Extracted records

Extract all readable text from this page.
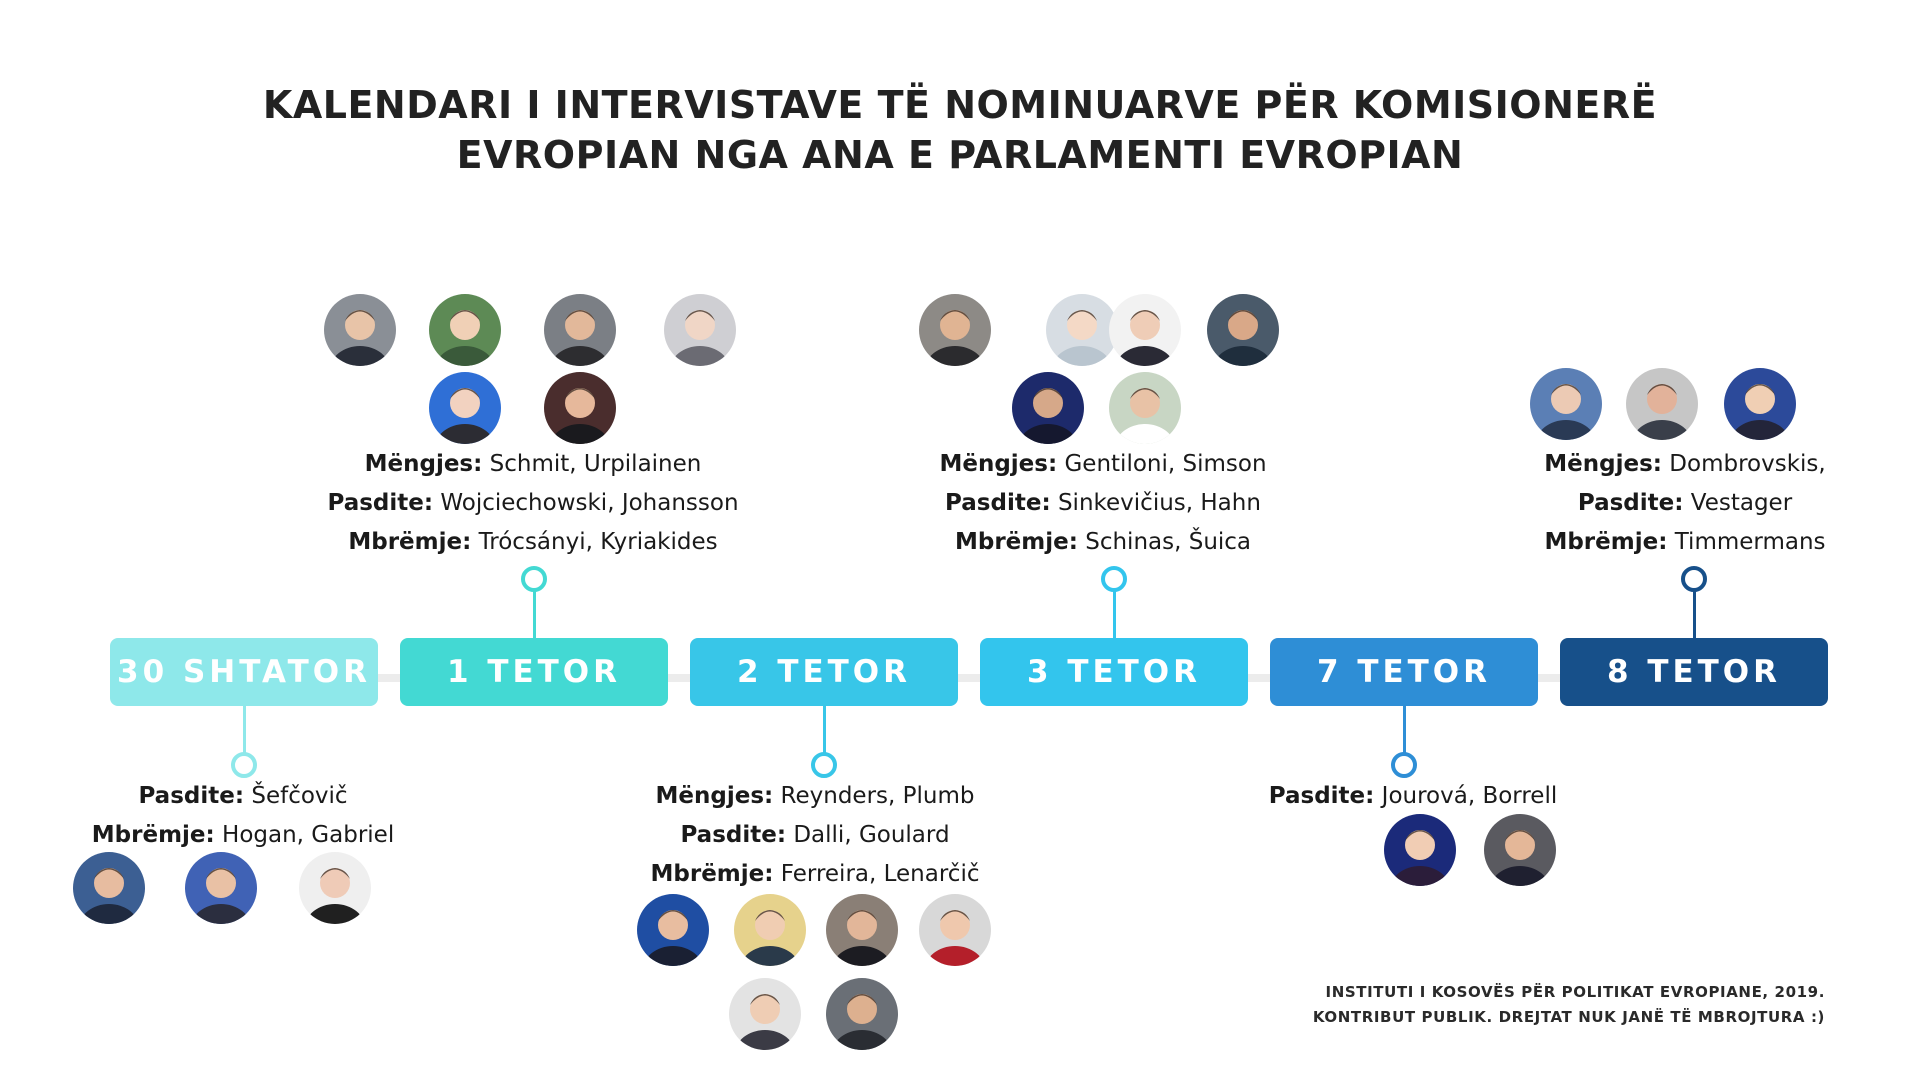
KALENDARI I INTERVISTAVE TË NOMINUARVE PËR KOMISIONERË
EVROPIAN NGA ANA E PARLAMENTI EVROPIAN
30 SHTATOR	1 TETOR	2 TETOR	3 TETOR	7 TETOR	8 TETOR
Pasdite: Šefčovič
Mbrëmje: Hogan, Gabriel
Mëngjes: Schmit, Urpilainen
Pasdite: Wojciechowski, Johansson
Mbrëmje: Trócsányi, Kyriakides
Mëngjes: Reynders, Plumb
Pasdite: Dalli, Goulard
Mbrëmje: Ferreira, Lenarčič
Mëngjes: Gentiloni, Simson
Pasdite: Sinkevičius, Hahn
Mbrëmje: Schinas, Šuica
Pasdite: Jourová, Borrell
Mëngjes: Dombrovskis,
Pasdite: Vestager
Mbrëmje: Timmermans
INSTITUTI I KOSOVËS PËR POLITIKAT EVROPIANE, 2019.
KONTRIBUT PUBLIK. DREJTAT NUK JANË TË MBROJTURA :)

Request
Scan the data for the word "Mëngjes" and copy every line where it shows up.

Answer to this exercise
Mëngjes: Schmit, Urpilainen
Mëngjes: Reynders, Plumb
Mëngjes: Gentiloni, Simson
Mëngjes: Dombrovskis,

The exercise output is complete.